What is being asked:
List all lines of the data that include the string "JSON".
##### Input for this task
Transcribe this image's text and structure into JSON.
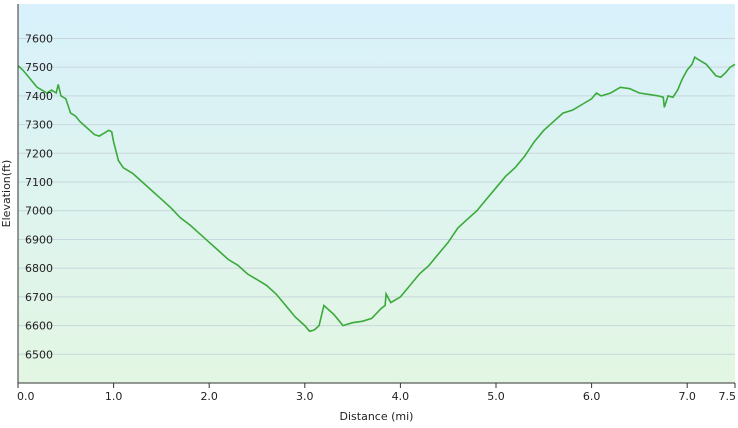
{
  "chart_data": {
    "type": "area",
    "xlabel": "Distance  (mi)",
    "ylabel": "Elevation(ft)",
    "xlim": [
      0,
      7.5
    ],
    "ylim": [
      6400,
      7720
    ],
    "x_ticks": [
      0,
      1,
      2,
      3,
      4,
      5,
      6,
      7,
      7.5
    ],
    "x_tick_labels": [
      "0.0",
      "1.0",
      "2.0",
      "3.0",
      "4.0",
      "5.0",
      "6.0",
      "7.0",
      "7.5"
    ],
    "y_ticks": [
      6500,
      6600,
      6700,
      6800,
      6900,
      7000,
      7100,
      7200,
      7300,
      7400,
      7500,
      7600
    ],
    "y_tick_labels": [
      "6500",
      "6600",
      "6700",
      "6800",
      "6900",
      "7000",
      "7100",
      "7200",
      "7300",
      "7400",
      "7500",
      "7600"
    ],
    "grid": true,
    "line_color": "#3aaa3a",
    "fill_top_color": "#d8f1fb",
    "fill_bottom_color": "#e3f6e3",
    "series": [
      {
        "x": [
          0.0,
          0.05,
          0.1,
          0.15,
          0.2,
          0.25,
          0.3,
          0.35,
          0.4,
          0.42,
          0.45,
          0.5,
          0.55,
          0.6,
          0.65,
          0.7,
          0.75,
          0.8,
          0.85,
          0.9,
          0.95,
          0.98,
          1.0,
          1.05,
          1.1,
          1.2,
          1.3,
          1.4,
          1.5,
          1.6,
          1.7,
          1.8,
          1.9,
          2.0,
          2.1,
          2.2,
          2.3,
          2.4,
          2.5,
          2.6,
          2.7,
          2.8,
          2.9,
          3.0,
          3.05,
          3.1,
          3.15,
          3.2,
          3.25,
          3.3,
          3.35,
          3.4,
          3.45,
          3.5,
          3.6,
          3.7,
          3.8,
          3.84,
          3.85,
          3.9,
          4.0,
          4.1,
          4.2,
          4.3,
          4.4,
          4.5,
          4.6,
          4.7,
          4.8,
          4.9,
          5.0,
          5.1,
          5.2,
          5.3,
          5.4,
          5.5,
          5.6,
          5.7,
          5.8,
          5.9,
          6.0,
          6.05,
          6.1,
          6.2,
          6.3,
          6.4,
          6.5,
          6.6,
          6.7,
          6.75,
          6.76,
          6.8,
          6.85,
          6.9,
          6.95,
          7.0,
          7.05,
          7.08,
          7.1,
          7.15,
          7.2,
          7.3,
          7.35,
          7.4,
          7.45,
          7.5
        ],
        "values": [
          7505,
          7490,
          7470,
          7450,
          7430,
          7420,
          7410,
          7420,
          7410,
          7440,
          7400,
          7390,
          7340,
          7330,
          7310,
          7295,
          7280,
          7265,
          7260,
          7270,
          7280,
          7275,
          7240,
          7175,
          7150,
          7130,
          7100,
          7070,
          7040,
          7010,
          6975,
          6950,
          6920,
          6890,
          6860,
          6830,
          6810,
          6780,
          6760,
          6740,
          6710,
          6670,
          6630,
          6600,
          6580,
          6585,
          6600,
          6670,
          6655,
          6640,
          6620,
          6600,
          6605,
          6610,
          6615,
          6625,
          6660,
          6670,
          6710,
          6680,
          6700,
          6740,
          6780,
          6810,
          6850,
          6890,
          6940,
          6970,
          7000,
          7040,
          7080,
          7120,
          7150,
          7190,
          7240,
          7280,
          7310,
          7340,
          7350,
          7370,
          7390,
          7410,
          7400,
          7410,
          7430,
          7425,
          7410,
          7405,
          7400,
          7395,
          7360,
          7400,
          7395,
          7420,
          7460,
          7490,
          7510,
          7535,
          7530,
          7520,
          7510,
          7470,
          7465,
          7480,
          7500,
          7510
        ]
      }
    ]
  }
}
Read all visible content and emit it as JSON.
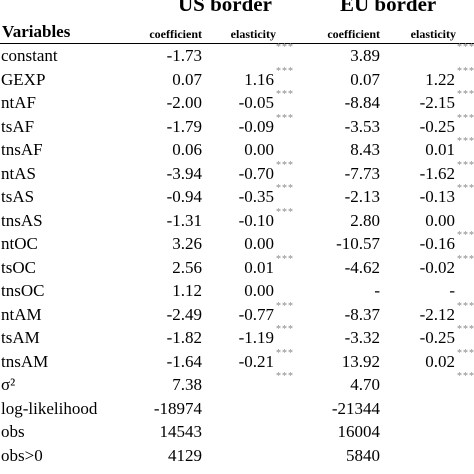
{
  "table": {
    "group_headers": {
      "us": "US border",
      "eu": "EU border"
    },
    "variables_header": "Variables",
    "subheaders": {
      "us_coefficient": "coefficient",
      "us_elasticity": "elasticity",
      "eu_coefficient": "coefficient",
      "eu_elasticity": "elasticity"
    },
    "rows": [
      {
        "var": "constant",
        "us_coef": "-1.73",
        "us_elas": "",
        "us_stars": "***",
        "eu_coef": "3.89",
        "eu_elas": "",
        "eu_stars": "***"
      },
      {
        "var": "GEXP",
        "us_coef": "0.07",
        "us_elas": "1.16",
        "us_stars": "***",
        "eu_coef": "0.07",
        "eu_elas": "1.22",
        "eu_stars": "***"
      },
      {
        "var": "ntAF",
        "us_coef": "-2.00",
        "us_elas": "-0.05",
        "us_stars": "***",
        "eu_coef": "-8.84",
        "eu_elas": "-2.15",
        "eu_stars": "***"
      },
      {
        "var": "tsAF",
        "us_coef": "-1.79",
        "us_elas": "-0.09",
        "us_stars": "***",
        "eu_coef": "-3.53",
        "eu_elas": "-0.25",
        "eu_stars": "***"
      },
      {
        "var": "tnsAF",
        "us_coef": "0.06",
        "us_elas": "0.00",
        "us_stars": "",
        "eu_coef": "8.43",
        "eu_elas": "0.01",
        "eu_stars": "***"
      },
      {
        "var": "ntAS",
        "us_coef": "-3.94",
        "us_elas": "-0.70",
        "us_stars": "***",
        "eu_coef": "-7.73",
        "eu_elas": "-1.62",
        "eu_stars": "***"
      },
      {
        "var": "tsAS",
        "us_coef": "-0.94",
        "us_elas": "-0.35",
        "us_stars": "***",
        "eu_coef": "-2.13",
        "eu_elas": "-0.13",
        "eu_stars": "***"
      },
      {
        "var": "tnsAS",
        "us_coef": "-1.31",
        "us_elas": "-0.10",
        "us_stars": "***",
        "eu_coef": "2.80",
        "eu_elas": "0.00",
        "eu_stars": ""
      },
      {
        "var": "ntOC",
        "us_coef": "3.26",
        "us_elas": "0.00",
        "us_stars": "",
        "eu_coef": "-10.57",
        "eu_elas": "-0.16",
        "eu_stars": "***"
      },
      {
        "var": "tsOC",
        "us_coef": "2.56",
        "us_elas": "0.01",
        "us_stars": "***",
        "eu_coef": "-4.62",
        "eu_elas": "-0.02",
        "eu_stars": "***"
      },
      {
        "var": "tnsOC",
        "us_coef": "1.12",
        "us_elas": "0.00",
        "us_stars": "",
        "eu_coef": "-",
        "eu_elas": "-",
        "eu_stars": ""
      },
      {
        "var": "ntAM",
        "us_coef": "-2.49",
        "us_elas": "-0.77",
        "us_stars": "***",
        "eu_coef": "-8.37",
        "eu_elas": "-2.12",
        "eu_stars": "***"
      },
      {
        "var": "tsAM",
        "us_coef": "-1.82",
        "us_elas": "-1.19",
        "us_stars": "***",
        "eu_coef": "-3.32",
        "eu_elas": "-0.25",
        "eu_stars": "***"
      },
      {
        "var": "tnsAM",
        "us_coef": "-1.64",
        "us_elas": "-0.21",
        "us_stars": "***",
        "eu_coef": "13.92",
        "eu_elas": "0.02",
        "eu_stars": "***"
      },
      {
        "var": "σ²",
        "us_coef": "7.38",
        "us_elas": "",
        "us_stars": "***",
        "eu_coef": "4.70",
        "eu_elas": "",
        "eu_stars": "***"
      },
      {
        "var": "log-likelihood",
        "us_coef": "-18974",
        "us_elas": "",
        "us_stars": "",
        "eu_coef": "-21344",
        "eu_elas": "",
        "eu_stars": ""
      },
      {
        "var": "obs",
        "us_coef": "14543",
        "us_elas": "",
        "us_stars": "",
        "eu_coef": "16004",
        "eu_elas": "",
        "eu_stars": ""
      },
      {
        "var": "obs>0",
        "us_coef": "4129",
        "us_elas": "",
        "us_stars": "",
        "eu_coef": "5840",
        "eu_elas": "",
        "eu_stars": ""
      }
    ]
  }
}
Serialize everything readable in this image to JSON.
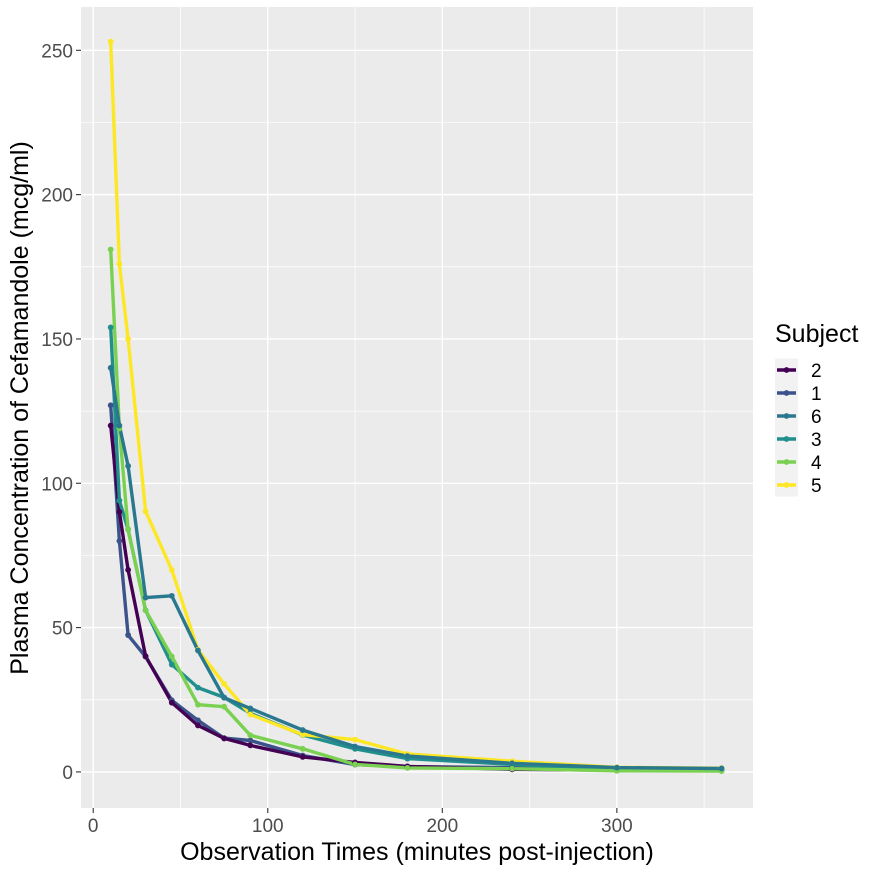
{
  "chart_data": {
    "type": "line",
    "xlabel": "Observation Times (minutes post-injection)",
    "ylabel": "Plasma Concentration of Cefamandole (mcg/ml)",
    "xlim": [
      -7,
      378
    ],
    "ylim": [
      -12.5,
      265
    ],
    "x_ticks": [
      0,
      100,
      200,
      300
    ],
    "y_ticks": [
      0,
      50,
      100,
      150,
      200,
      250
    ],
    "grid": true,
    "legend": {
      "title": "Subject",
      "placement": "right",
      "order": [
        "2",
        "1",
        "6",
        "3",
        "4",
        "5"
      ]
    },
    "x": [
      10,
      15,
      20,
      30,
      45,
      60,
      75,
      90,
      120,
      150,
      180,
      240,
      300,
      360
    ],
    "series": [
      {
        "name": "1",
        "color": "#3b528b",
        "values": [
          127,
          80,
          47.4,
          39.9,
          24.8,
          17.9,
          11.7,
          10.9,
          5.7,
          2.55,
          1.84,
          1.5,
          0.7,
          0.8
        ]
      },
      {
        "name": "2",
        "color": "#440154",
        "values": [
          120,
          90.1,
          70,
          40.1,
          24,
          16.1,
          11.6,
          9.2,
          5.2,
          3.3,
          1.9,
          0.9,
          0.6,
          0.5
        ]
      },
      {
        "name": "3",
        "color": "#21908c",
        "values": [
          154,
          94,
          84,
          56,
          37.2,
          29.2,
          25.8,
          20.3,
          12.8,
          8,
          4.6,
          2.6,
          0.6,
          0.6
        ]
      },
      {
        "name": "4",
        "color": "#7ad151",
        "values": [
          181,
          119,
          84,
          56,
          40,
          23.3,
          22.6,
          12.7,
          8,
          2.6,
          1.4,
          1.1,
          0.4,
          0.3
        ]
      },
      {
        "name": "5",
        "color": "#fde725",
        "values": [
          253,
          176,
          150,
          90.3,
          70,
          42.3,
          30.5,
          19.9,
          12.9,
          11.2,
          6.2,
          3.7,
          1.6,
          1.3
        ]
      },
      {
        "name": "6",
        "color": "#2a788e",
        "values": [
          140,
          120,
          106,
          60.4,
          61,
          42.1,
          25.7,
          22,
          14.5,
          8.8,
          5.5,
          3,
          1.5,
          1.2
        ]
      }
    ]
  }
}
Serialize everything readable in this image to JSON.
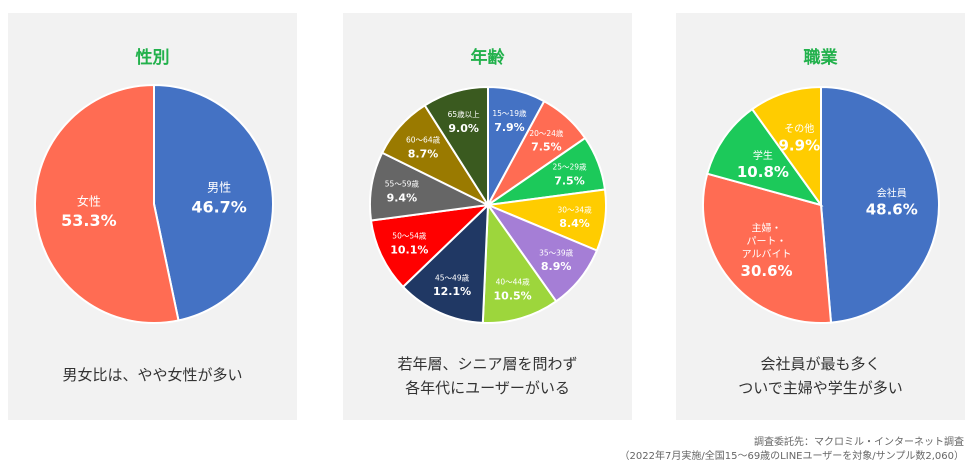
{
  "chart_data": [
    {
      "type": "pie",
      "title": "性別",
      "series": [
        {
          "label": "男性",
          "value": 46.7,
          "value_label": "46.7%",
          "color": "#4472c4"
        },
        {
          "label": "女性",
          "value": 53.3,
          "value_label": "53.3%",
          "color": "#ff6c53"
        }
      ]
    },
    {
      "type": "pie",
      "title": "年齢",
      "series": [
        {
          "label": "15～19歳",
          "value": 7.9,
          "value_label": "7.9%",
          "color": "#4472c4"
        },
        {
          "label": "20～24歳",
          "value": 7.5,
          "value_label": "7.5%",
          "color": "#ff6c53"
        },
        {
          "label": "25～29歳",
          "value": 7.5,
          "value_label": "7.5%",
          "color": "#1cc95a"
        },
        {
          "label": "30～34歳",
          "value": 8.4,
          "value_label": "8.4%",
          "color": "#ffcc00"
        },
        {
          "label": "35～39歳",
          "value": 8.9,
          "value_label": "8.9%",
          "color": "#a57ed6"
        },
        {
          "label": "40～44歳",
          "value": 10.5,
          "value_label": "10.5%",
          "color": "#9dd63c"
        },
        {
          "label": "45～49歳",
          "value": 12.1,
          "value_label": "12.1%",
          "color": "#203864"
        },
        {
          "label": "50～54歳",
          "value": 10.1,
          "value_label": "10.1%",
          "color": "#ff0000"
        },
        {
          "label": "55～59歳",
          "value": 9.4,
          "value_label": "9.4%",
          "color": "#666666"
        },
        {
          "label": "60～64歳",
          "value": 8.7,
          "value_label": "8.7%",
          "color": "#9a7a00"
        },
        {
          "label": "65歳以上",
          "value": 9.0,
          "value_label": "9.0%",
          "color": "#3a5a1f"
        }
      ]
    },
    {
      "type": "pie",
      "title": "職業",
      "series": [
        {
          "label": "会社員",
          "value": 48.6,
          "value_label": "48.6%",
          "color": "#4472c4"
        },
        {
          "label": "主婦・\nパート・\nアルバイト",
          "value": 30.6,
          "value_label": "30.6%",
          "color": "#ff6c53"
        },
        {
          "label": "学生",
          "value": 10.8,
          "value_label": "10.8%",
          "color": "#1cc95a"
        },
        {
          "label": "その他",
          "value": 9.9,
          "value_label": "9.9%",
          "color": "#ffcc00"
        }
      ]
    }
  ],
  "notes": {
    "gender": [
      "男女比は、やや女性が多い"
    ],
    "age": [
      "若年層、シニア層を問わず",
      "各年代にユーザーがいる"
    ],
    "job": [
      "会社員が最も多く",
      "ついで主婦や学生が多い"
    ]
  },
  "source": {
    "line1": "調査委託先：マクロミル・インターネット調査",
    "line2": "（2022年7月実施/全国15～69歳のLINEユーザーを対象/サンプル数2,060）"
  }
}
##########
The solution:
Transcribe this image's text and structure into JSON.
Read all visible content and emit it as JSON.
Serialize everything readable in this image to JSON.
Serialize everything readable in this image to JSON.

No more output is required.